The problem:
Search the listing below for the string "account" and copy every line where it occurs.

(Collected data)
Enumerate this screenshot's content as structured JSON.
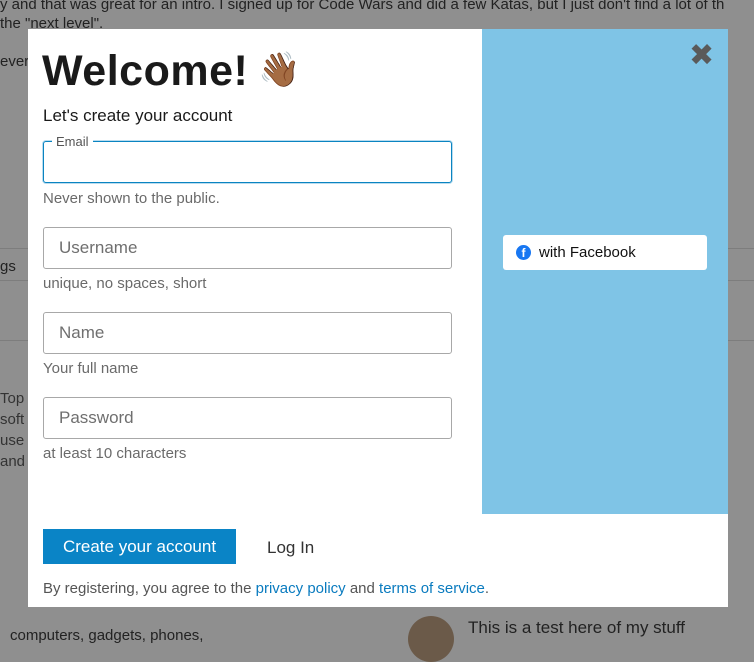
{
  "background": {
    "line1": "y and that was great for an intro. I signed up for Code Wars and did a few Katas, but I just don't find a lot of th",
    "line2": "the \"next level\".",
    "line3": "ever",
    "tags_fragment": "gs",
    "left_fragments": [
      "Top",
      "soft",
      "use",
      "and"
    ],
    "bottom_text": "computers, gadgets, phones,",
    "post_text": "This is a test here of my stuff"
  },
  "modal": {
    "title": "Welcome!",
    "title_emoji": "👋🏾",
    "subtitle": "Let's create your account",
    "close_icon": "close-icon",
    "fields": {
      "email": {
        "label": "Email",
        "value": "",
        "hint": "Never shown to the public."
      },
      "username": {
        "placeholder": "Username",
        "value": "",
        "hint": "unique, no spaces, short"
      },
      "name": {
        "placeholder": "Name",
        "value": "",
        "hint": "Your full name"
      },
      "password": {
        "placeholder": "Password",
        "value": "",
        "hint": "at least 10 characters"
      }
    },
    "facebook": {
      "label": "with Facebook",
      "icon": "facebook-icon",
      "color": "#1877f2"
    },
    "create_button": "Create your account",
    "login_link": "Log In",
    "legal": {
      "prefix": "By registering, you agree to the",
      "privacy": "privacy policy",
      "and": "and",
      "terms": "terms of service",
      "suffix": "."
    },
    "colors": {
      "accent": "#0a84c6",
      "side_panel": "#7fc4e6"
    }
  }
}
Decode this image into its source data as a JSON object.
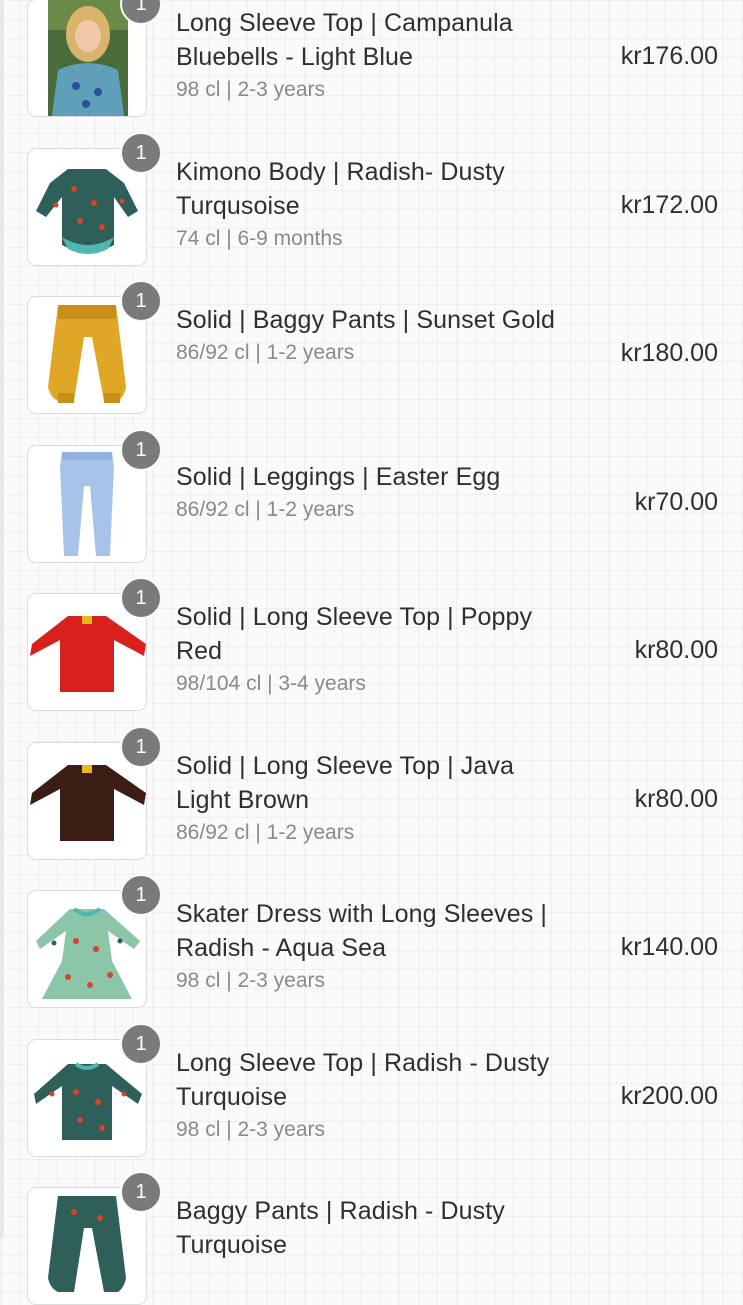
{
  "items": [
    {
      "quantity": "1",
      "title": "Long Sleeve Top | Campanula Bluebells - Light Blue",
      "variant": "98 cl | 2-3 years",
      "price": "kr176.00",
      "image": "photo-child-in-top",
      "color": "#5f9fb9"
    },
    {
      "quantity": "1",
      "title": "Kimono Body | Radish- Dusty Turqusoise",
      "variant": "74 cl | 6-9 months",
      "price": "kr172.00",
      "image": "kimono-body",
      "color": "#2e5f58"
    },
    {
      "quantity": "1",
      "title": "Solid | Baggy Pants | Sunset Gold",
      "variant": "86/92 cl | 1-2 years",
      "price": "kr180.00",
      "image": "baggy-pants",
      "color": "#e0a626"
    },
    {
      "quantity": "1",
      "title": "Solid | Leggings | Easter Egg",
      "variant": "86/92 cl | 1-2 years",
      "price": "kr70.00",
      "image": "leggings",
      "color": "#a8c3ea"
    },
    {
      "quantity": "1",
      "title": "Solid | Long Sleeve Top | Poppy Red",
      "variant": "98/104 cl | 3-4 years",
      "price": "kr80.00",
      "image": "long-sleeve-top",
      "color": "#d8201c"
    },
    {
      "quantity": "1",
      "title": "Solid | Long Sleeve Top | Java Light Brown",
      "variant": "86/92 cl | 1-2 years",
      "price": "kr80.00",
      "image": "long-sleeve-top",
      "color": "#3b1d16"
    },
    {
      "quantity": "1",
      "title": "Skater Dress with Long Sleeves | Radish - Aqua Sea",
      "variant": "98 cl | 2-3 years",
      "price": "kr140.00",
      "image": "skater-dress",
      "color": "#8cc6a8"
    },
    {
      "quantity": "1",
      "title": "Long Sleeve Top | Radish - Dusty Turquoise",
      "variant": "98 cl | 2-3 years",
      "price": "kr200.00",
      "image": "long-sleeve-top",
      "color": "#2e5f58"
    },
    {
      "quantity": "1",
      "title": "Baggy Pants | Radish - Dusty Turquoise",
      "variant": "",
      "price": "",
      "image": "baggy-pants",
      "color": "#2e5f58"
    }
  ]
}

The output:
    "subtitle": "Let's create your account",
    "create_button": "Create your account",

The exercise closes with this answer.